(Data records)
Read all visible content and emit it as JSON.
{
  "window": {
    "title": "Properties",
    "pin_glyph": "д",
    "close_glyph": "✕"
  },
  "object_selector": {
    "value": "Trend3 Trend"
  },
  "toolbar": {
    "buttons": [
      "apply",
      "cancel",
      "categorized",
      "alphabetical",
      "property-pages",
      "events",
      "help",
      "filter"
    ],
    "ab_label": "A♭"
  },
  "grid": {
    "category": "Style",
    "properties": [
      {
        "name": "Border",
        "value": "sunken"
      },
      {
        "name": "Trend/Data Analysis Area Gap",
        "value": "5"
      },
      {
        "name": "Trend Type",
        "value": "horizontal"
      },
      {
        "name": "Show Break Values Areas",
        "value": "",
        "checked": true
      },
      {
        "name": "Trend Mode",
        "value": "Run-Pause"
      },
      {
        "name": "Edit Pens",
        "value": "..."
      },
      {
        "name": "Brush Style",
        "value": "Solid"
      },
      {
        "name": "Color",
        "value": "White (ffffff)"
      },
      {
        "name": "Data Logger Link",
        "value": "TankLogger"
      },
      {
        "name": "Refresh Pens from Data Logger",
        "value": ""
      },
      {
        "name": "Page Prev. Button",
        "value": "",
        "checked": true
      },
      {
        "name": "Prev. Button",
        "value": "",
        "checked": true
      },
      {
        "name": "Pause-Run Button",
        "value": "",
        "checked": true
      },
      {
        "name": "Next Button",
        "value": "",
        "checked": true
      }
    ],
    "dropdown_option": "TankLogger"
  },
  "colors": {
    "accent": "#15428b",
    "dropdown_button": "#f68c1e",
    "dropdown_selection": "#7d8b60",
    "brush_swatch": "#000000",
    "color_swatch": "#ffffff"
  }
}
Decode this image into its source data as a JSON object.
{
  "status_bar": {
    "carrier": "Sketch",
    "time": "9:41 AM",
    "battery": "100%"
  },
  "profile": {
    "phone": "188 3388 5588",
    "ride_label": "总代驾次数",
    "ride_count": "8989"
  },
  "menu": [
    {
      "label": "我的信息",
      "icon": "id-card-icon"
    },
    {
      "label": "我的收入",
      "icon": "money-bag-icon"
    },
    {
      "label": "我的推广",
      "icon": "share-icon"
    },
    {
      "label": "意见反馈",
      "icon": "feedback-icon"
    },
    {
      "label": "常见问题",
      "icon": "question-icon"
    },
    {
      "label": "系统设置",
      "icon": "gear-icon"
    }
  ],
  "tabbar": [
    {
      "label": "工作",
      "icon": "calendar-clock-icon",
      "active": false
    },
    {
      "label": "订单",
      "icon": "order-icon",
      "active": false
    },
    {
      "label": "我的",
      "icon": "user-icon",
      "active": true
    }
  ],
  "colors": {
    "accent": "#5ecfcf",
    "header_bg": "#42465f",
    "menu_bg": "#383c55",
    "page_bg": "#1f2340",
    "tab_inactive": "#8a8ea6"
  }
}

**To do**.
Search the material above for "icon". Pull out each line where it shows up.

**Solution for this problem**.
      "icon": "id-card-icon"
      "icon": "money-bag-icon"
      "icon": "share-icon"
      "icon": "feedback-icon"
      "icon": "question-icon"
      "icon": "gear-icon"
      "icon": "calendar-clock-icon",
      "icon": "order-icon",
      "icon": "user-icon",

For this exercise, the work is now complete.